(EXERCISE TASK): Extract from the listing each line in which the word "package" appears.

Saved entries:
'''

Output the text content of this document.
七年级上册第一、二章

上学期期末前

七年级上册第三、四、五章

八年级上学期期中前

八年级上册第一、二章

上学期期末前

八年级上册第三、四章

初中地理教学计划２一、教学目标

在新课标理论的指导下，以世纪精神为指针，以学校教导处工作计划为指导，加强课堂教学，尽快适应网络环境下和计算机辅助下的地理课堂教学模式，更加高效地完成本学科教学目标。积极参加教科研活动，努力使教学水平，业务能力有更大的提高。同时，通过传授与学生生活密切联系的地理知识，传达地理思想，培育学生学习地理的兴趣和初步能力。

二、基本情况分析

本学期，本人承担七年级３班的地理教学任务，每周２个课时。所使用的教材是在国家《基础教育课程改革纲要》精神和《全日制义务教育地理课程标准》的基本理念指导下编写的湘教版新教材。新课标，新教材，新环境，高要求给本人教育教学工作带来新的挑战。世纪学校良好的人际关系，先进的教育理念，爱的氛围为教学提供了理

'''
'''

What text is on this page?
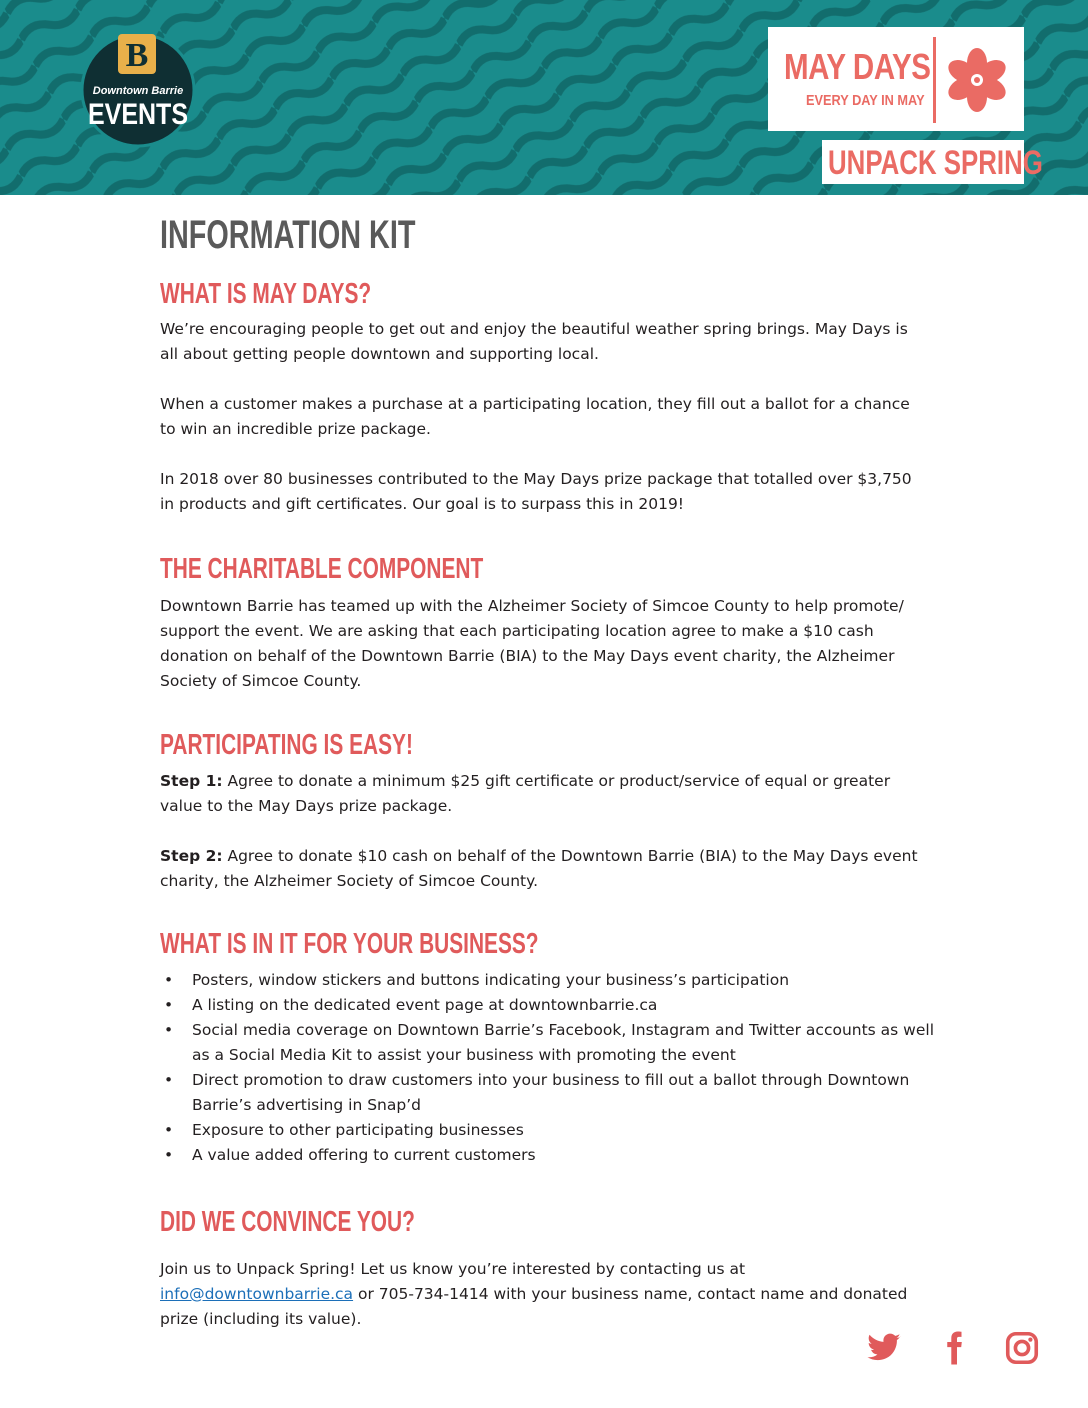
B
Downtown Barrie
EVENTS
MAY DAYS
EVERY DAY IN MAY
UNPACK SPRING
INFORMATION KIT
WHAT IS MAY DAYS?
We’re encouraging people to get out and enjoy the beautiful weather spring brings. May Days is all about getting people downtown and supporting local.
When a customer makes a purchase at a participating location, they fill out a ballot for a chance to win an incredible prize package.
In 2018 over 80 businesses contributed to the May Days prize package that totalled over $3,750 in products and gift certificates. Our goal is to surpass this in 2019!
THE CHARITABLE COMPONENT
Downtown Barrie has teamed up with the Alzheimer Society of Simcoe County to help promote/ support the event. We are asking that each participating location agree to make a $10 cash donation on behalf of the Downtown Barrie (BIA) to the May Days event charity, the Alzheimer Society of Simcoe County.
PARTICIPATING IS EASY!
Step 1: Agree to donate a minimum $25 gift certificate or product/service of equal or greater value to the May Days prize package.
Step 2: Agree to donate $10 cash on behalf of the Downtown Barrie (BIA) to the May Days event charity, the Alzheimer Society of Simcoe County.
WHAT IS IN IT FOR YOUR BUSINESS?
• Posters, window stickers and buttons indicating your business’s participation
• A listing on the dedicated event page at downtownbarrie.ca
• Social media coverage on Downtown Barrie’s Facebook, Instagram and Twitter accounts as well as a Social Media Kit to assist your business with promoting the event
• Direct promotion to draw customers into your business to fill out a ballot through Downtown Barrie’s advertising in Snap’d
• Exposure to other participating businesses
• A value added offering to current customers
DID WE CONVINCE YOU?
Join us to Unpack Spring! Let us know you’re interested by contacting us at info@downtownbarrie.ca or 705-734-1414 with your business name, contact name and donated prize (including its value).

'''

(FINAL RESULT):
When a customer makes a purchase at a participating location, they fill out a ballot for a chance to win an incredible prize package.
In 2018 over 80 businesses contributed to the May Days prize package that totalled over $3,750 in products and gift certificates. Our goal is to surpass this in 2019!
Step 1: Agree to donate a minimum $25 gift certificate or product/service of equal or greater value to the May Days prize package.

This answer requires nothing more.